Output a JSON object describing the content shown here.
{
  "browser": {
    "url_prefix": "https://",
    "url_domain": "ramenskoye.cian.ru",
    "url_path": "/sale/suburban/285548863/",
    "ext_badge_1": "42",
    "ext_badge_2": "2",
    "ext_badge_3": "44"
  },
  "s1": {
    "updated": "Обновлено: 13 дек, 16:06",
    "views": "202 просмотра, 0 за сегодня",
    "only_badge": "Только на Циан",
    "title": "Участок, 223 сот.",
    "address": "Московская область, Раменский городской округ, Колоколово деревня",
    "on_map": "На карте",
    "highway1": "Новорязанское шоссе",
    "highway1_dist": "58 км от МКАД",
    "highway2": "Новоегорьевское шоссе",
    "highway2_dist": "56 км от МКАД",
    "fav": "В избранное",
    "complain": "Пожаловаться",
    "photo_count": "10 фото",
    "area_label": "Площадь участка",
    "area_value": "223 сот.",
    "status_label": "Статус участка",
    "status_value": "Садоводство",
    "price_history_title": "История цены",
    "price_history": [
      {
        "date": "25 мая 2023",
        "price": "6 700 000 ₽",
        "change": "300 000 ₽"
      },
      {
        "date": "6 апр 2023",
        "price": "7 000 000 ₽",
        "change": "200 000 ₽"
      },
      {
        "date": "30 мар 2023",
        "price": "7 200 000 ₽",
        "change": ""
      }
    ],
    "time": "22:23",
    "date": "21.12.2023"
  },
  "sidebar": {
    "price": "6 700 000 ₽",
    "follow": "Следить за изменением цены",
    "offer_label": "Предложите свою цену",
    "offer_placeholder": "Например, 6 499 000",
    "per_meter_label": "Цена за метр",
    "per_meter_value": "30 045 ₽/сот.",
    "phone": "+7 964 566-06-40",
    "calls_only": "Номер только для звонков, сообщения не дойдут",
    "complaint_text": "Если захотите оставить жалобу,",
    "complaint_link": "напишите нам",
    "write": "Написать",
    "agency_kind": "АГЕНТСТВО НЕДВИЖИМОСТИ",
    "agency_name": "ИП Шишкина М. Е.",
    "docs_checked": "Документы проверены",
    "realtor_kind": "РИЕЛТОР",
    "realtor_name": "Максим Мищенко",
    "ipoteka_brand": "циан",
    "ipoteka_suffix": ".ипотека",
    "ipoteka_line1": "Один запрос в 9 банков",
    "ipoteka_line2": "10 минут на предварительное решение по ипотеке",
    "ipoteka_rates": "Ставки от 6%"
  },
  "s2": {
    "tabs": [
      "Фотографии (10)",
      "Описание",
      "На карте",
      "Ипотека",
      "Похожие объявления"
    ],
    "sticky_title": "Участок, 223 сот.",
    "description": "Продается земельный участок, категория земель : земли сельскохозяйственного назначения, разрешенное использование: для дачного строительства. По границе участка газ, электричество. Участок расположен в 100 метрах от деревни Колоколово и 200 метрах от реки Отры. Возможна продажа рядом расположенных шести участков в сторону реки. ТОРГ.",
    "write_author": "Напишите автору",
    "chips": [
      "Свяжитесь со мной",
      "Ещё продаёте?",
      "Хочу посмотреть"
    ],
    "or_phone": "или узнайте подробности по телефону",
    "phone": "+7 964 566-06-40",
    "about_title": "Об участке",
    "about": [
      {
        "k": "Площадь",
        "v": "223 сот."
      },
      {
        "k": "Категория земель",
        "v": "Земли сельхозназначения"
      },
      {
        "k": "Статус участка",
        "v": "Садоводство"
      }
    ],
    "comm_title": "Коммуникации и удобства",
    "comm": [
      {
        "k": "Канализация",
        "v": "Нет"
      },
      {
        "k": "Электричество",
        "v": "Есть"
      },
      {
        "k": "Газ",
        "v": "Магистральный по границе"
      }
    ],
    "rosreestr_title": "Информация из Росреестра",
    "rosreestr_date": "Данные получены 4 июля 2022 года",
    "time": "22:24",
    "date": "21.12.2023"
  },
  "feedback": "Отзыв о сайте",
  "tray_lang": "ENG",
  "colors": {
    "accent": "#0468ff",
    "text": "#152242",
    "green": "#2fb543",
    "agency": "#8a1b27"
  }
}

☆ ☆ ☆ ☆ ☆

## WORK REQUIRED
Each line of the material should be echoed exactly.

## FINAL RESULT
Output a JSON object describing the content shown here.
{
  "browser": {
    "url_prefix": "https://",
    "url_domain": "ramenskoye.cian.ru",
    "url_path": "/sale/suburban/285548863/",
    "ext_badge_1": "42",
    "ext_badge_2": "2",
    "ext_badge_3": "44"
  },
  "s1": {
    "updated": "Обновлено: 13 дек, 16:06",
    "views": "202 просмотра, 0 за сегодня",
    "only_badge": "Только на Циан",
    "title": "Участок, 223 сот.",
    "address": "Московская область, Раменский городской округ, Колоколово деревня",
    "on_map": "На карте",
    "highway1": "Новорязанское шоссе",
    "highway1_dist": "58 км от МКАД",
    "highway2": "Новоегорьевское шоссе",
    "highway2_dist": "56 км от МКАД",
    "fav": "В избранное",
    "complain": "Пожаловаться",
    "photo_count": "10 фото",
    "area_label": "Площадь участка",
    "area_value": "223 сот.",
    "status_label": "Статус участка",
    "status_value": "Садоводство",
    "price_history_title": "История цены",
    "price_history": [
      {
        "date": "25 мая 2023",
        "price": "6 700 000 ₽",
        "change": "300 000 ₽"
      },
      {
        "date": "6 апр 2023",
        "price": "7 000 000 ₽",
        "change": "200 000 ₽"
      },
      {
        "date": "30 мар 2023",
        "price": "7 200 000 ₽",
        "change": ""
      }
    ],
    "time": "22:23",
    "date": "21.12.2023"
  },
  "sidebar": {
    "price": "6 700 000 ₽",
    "follow": "Следить за изменением цены",
    "offer_label": "Предложите свою цену",
    "offer_placeholder": "Например, 6 499 000",
    "per_meter_label": "Цена за метр",
    "per_meter_value": "30 045 ₽/сот.",
    "phone": "+7 964 566-06-40",
    "calls_only": "Номер только для звонков, сообщения не дойдут",
    "complaint_text": "Если захотите оставить жалобу,",
    "complaint_link": "напишите нам",
    "write": "Написать",
    "agency_kind": "АГЕНТСТВО НЕДВИЖИМОСТИ",
    "agency_name": "ИП Шишкина М. Е.",
    "docs_checked": "Документы проверены",
    "realtor_kind": "РИЕЛТОР",
    "realtor_name": "Максим Мищенко",
    "ipoteka_brand": "циан",
    "ipoteka_suffix": ".ипотека",
    "ipoteka_line1": "Один запрос в 9 банков",
    "ipoteka_line2": "10 минут на предварительное решение по ипотеке",
    "ipoteka_rates": "Ставки от 6%"
  },
  "s2": {
    "tabs": [
      "Фотографии (10)",
      "Описание",
      "На карте",
      "Ипотека",
      "Похожие объявления"
    ],
    "sticky_title": "Участок, 223 сот.",
    "description": "Продается земельный участок, категория земель : земли сельскохозяйственного назначения, разрешенное использование: для дачного строительства. По границе участка газ, электричество. Участок расположен в 100 метрах от деревни Колоколово и 200 метрах от реки Отры. Возможна продажа рядом расположенных шести участков в сторону реки. ТОРГ.",
    "write_author": "Напишите автору",
    "chips": [
      "Свяжитесь со мной",
      "Ещё продаёте?",
      "Хочу посмотреть"
    ],
    "or_phone": "или узнайте подробности по телефону",
    "phone": "+7 964 566-06-40",
    "about_title": "Об участке",
    "about": [
      {
        "k": "Площадь",
        "v": "223 сот."
      },
      {
        "k": "Категория земель",
        "v": "Земли сельхозназначения"
      },
      {
        "k": "Статус участка",
        "v": "Садоводство"
      }
    ],
    "comm_title": "Коммуникации и удобства",
    "comm": [
      {
        "k": "Канализация",
        "v": "Нет"
      },
      {
        "k": "Электричество",
        "v": "Есть"
      },
      {
        "k": "Газ",
        "v": "Магистральный по границе"
      }
    ],
    "rosreestr_title": "Информация из Росреестра",
    "rosreestr_date": "Данные получены 4 июля 2022 года",
    "time": "22:24",
    "date": "21.12.2023"
  },
  "feedback": "Отзыв о сайте",
  "tray_lang": "ENG",
  "colors": {
    "accent": "#0468ff",
    "text": "#152242",
    "green": "#2fb543",
    "agency": "#8a1b27"
  }
}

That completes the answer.